• **What the exercise asks**: Transcribe the whole listing below without changing a word, but leave out every image.

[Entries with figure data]
----------

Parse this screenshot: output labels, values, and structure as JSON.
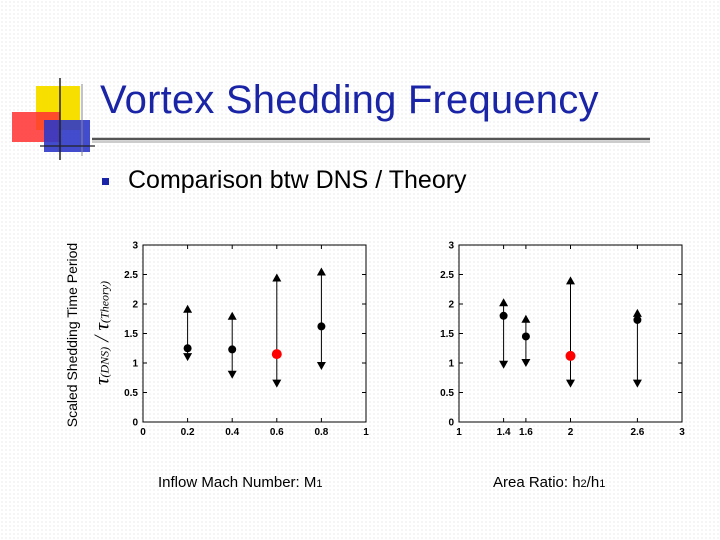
{
  "slide": {
    "title": "Vortex Shedding Frequency",
    "bullet": "Comparison btw DNS / Theory"
  },
  "axes": {
    "y_outer_label": "Scaled Shedding Time Period",
    "y_inner_tau1": "τ",
    "y_inner_sub1": "(DNS)",
    "y_inner_slash": " / ",
    "y_inner_tau2": "τ",
    "y_inner_sub2": "(Theory)",
    "left_xlabel_main": "Inflow Mach Number: M",
    "left_xlabel_sub": "1",
    "right_xlabel_p1": "Area Ratio: h",
    "right_xlabel_s1": "2",
    "right_xlabel_p2": "/h",
    "right_xlabel_s2": "1"
  },
  "colors": {
    "title": "#1a24a6",
    "marker": "#000000",
    "highlight": "#ff0000",
    "deco_yellow": "#f7e000",
    "deco_red": "#ff3030",
    "deco_blue": "#2f39c8"
  },
  "chart_data": [
    {
      "type": "scatter",
      "xlim": [
        0,
        1
      ],
      "ylim": [
        0,
        3
      ],
      "xticks": [
        0,
        0.2,
        0.4,
        0.6,
        0.8,
        1
      ],
      "xtick_labels": [
        "0",
        "0.2",
        "0.4",
        "0.6",
        "0.8",
        "1"
      ],
      "yticks": [
        0,
        0.5,
        1,
        1.5,
        2,
        2.5,
        3
      ],
      "ytick_labels": [
        "0",
        "0.5",
        "1",
        "1.5",
        "2",
        "2.5",
        "3"
      ],
      "points": [
        {
          "x": 0.2,
          "dns": 1.25,
          "low": 1.1,
          "high": 1.92,
          "highlight": false
        },
        {
          "x": 0.4,
          "dns": 1.23,
          "low": 0.8,
          "high": 1.8,
          "highlight": false
        },
        {
          "x": 0.6,
          "dns": 1.15,
          "low": 0.65,
          "high": 2.45,
          "highlight": true
        },
        {
          "x": 0.8,
          "dns": 1.62,
          "low": 0.95,
          "high": 2.55,
          "highlight": false
        }
      ]
    },
    {
      "type": "scatter",
      "xlim": [
        1,
        3
      ],
      "ylim": [
        0,
        3
      ],
      "xticks": [
        1,
        1.4,
        1.6,
        2,
        2.6,
        3
      ],
      "xtick_labels": [
        "1",
        "1.4",
        "1.6",
        "2",
        "2.6",
        "3"
      ],
      "yticks": [
        0,
        0.5,
        1,
        1.5,
        2,
        2.5,
        3
      ],
      "ytick_labels": [
        "0",
        "0.5",
        "1",
        "1.5",
        "2",
        "2.5",
        "3"
      ],
      "points": [
        {
          "x": 1.4,
          "dns": 1.8,
          "low": 0.97,
          "high": 2.03,
          "highlight": false
        },
        {
          "x": 1.6,
          "dns": 1.45,
          "low": 1.0,
          "high": 1.75,
          "highlight": false
        },
        {
          "x": 2.0,
          "dns": 1.12,
          "low": 0.65,
          "high": 2.4,
          "highlight": true
        },
        {
          "x": 2.6,
          "dns": 1.73,
          "low": 0.65,
          "high": 1.85,
          "highlight": false
        }
      ]
    }
  ]
}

----------

• **Expected output**:
Parse this screenshot: output labels, values, and structure as JSON.
{
  "slide": {
    "title": "Vortex Shedding Frequency",
    "bullet": "Comparison btw DNS / Theory"
  },
  "axes": {
    "y_outer_label": "Scaled Shedding Time Period",
    "y_inner_tau1": "τ",
    "y_inner_sub1": "(DNS)",
    "y_inner_slash": " / ",
    "y_inner_tau2": "τ",
    "y_inner_sub2": "(Theory)",
    "left_xlabel_main": "Inflow Mach Number: M",
    "left_xlabel_sub": "1",
    "right_xlabel_p1": "Area Ratio: h",
    "right_xlabel_s1": "2",
    "right_xlabel_p2": "/h",
    "right_xlabel_s2": "1"
  },
  "colors": {
    "title": "#1a24a6",
    "marker": "#000000",
    "highlight": "#ff0000",
    "deco_yellow": "#f7e000",
    "deco_red": "#ff3030",
    "deco_blue": "#2f39c8"
  },
  "chart_data": [
    {
      "type": "scatter",
      "xlim": [
        0,
        1
      ],
      "ylim": [
        0,
        3
      ],
      "xticks": [
        0,
        0.2,
        0.4,
        0.6,
        0.8,
        1
      ],
      "xtick_labels": [
        "0",
        "0.2",
        "0.4",
        "0.6",
        "0.8",
        "1"
      ],
      "yticks": [
        0,
        0.5,
        1,
        1.5,
        2,
        2.5,
        3
      ],
      "ytick_labels": [
        "0",
        "0.5",
        "1",
        "1.5",
        "2",
        "2.5",
        "3"
      ],
      "points": [
        {
          "x": 0.2,
          "dns": 1.25,
          "low": 1.1,
          "high": 1.92,
          "highlight": false
        },
        {
          "x": 0.4,
          "dns": 1.23,
          "low": 0.8,
          "high": 1.8,
          "highlight": false
        },
        {
          "x": 0.6,
          "dns": 1.15,
          "low": 0.65,
          "high": 2.45,
          "highlight": true
        },
        {
          "x": 0.8,
          "dns": 1.62,
          "low": 0.95,
          "high": 2.55,
          "highlight": false
        }
      ]
    },
    {
      "type": "scatter",
      "xlim": [
        1,
        3
      ],
      "ylim": [
        0,
        3
      ],
      "xticks": [
        1,
        1.4,
        1.6,
        2,
        2.6,
        3
      ],
      "xtick_labels": [
        "1",
        "1.4",
        "1.6",
        "2",
        "2.6",
        "3"
      ],
      "yticks": [
        0,
        0.5,
        1,
        1.5,
        2,
        2.5,
        3
      ],
      "ytick_labels": [
        "0",
        "0.5",
        "1",
        "1.5",
        "2",
        "2.5",
        "3"
      ],
      "points": [
        {
          "x": 1.4,
          "dns": 1.8,
          "low": 0.97,
          "high": 2.03,
          "highlight": false
        },
        {
          "x": 1.6,
          "dns": 1.45,
          "low": 1.0,
          "high": 1.75,
          "highlight": false
        },
        {
          "x": 2.0,
          "dns": 1.12,
          "low": 0.65,
          "high": 2.4,
          "highlight": true
        },
        {
          "x": 2.6,
          "dns": 1.73,
          "low": 0.65,
          "high": 1.85,
          "highlight": false
        }
      ]
    }
  ]
}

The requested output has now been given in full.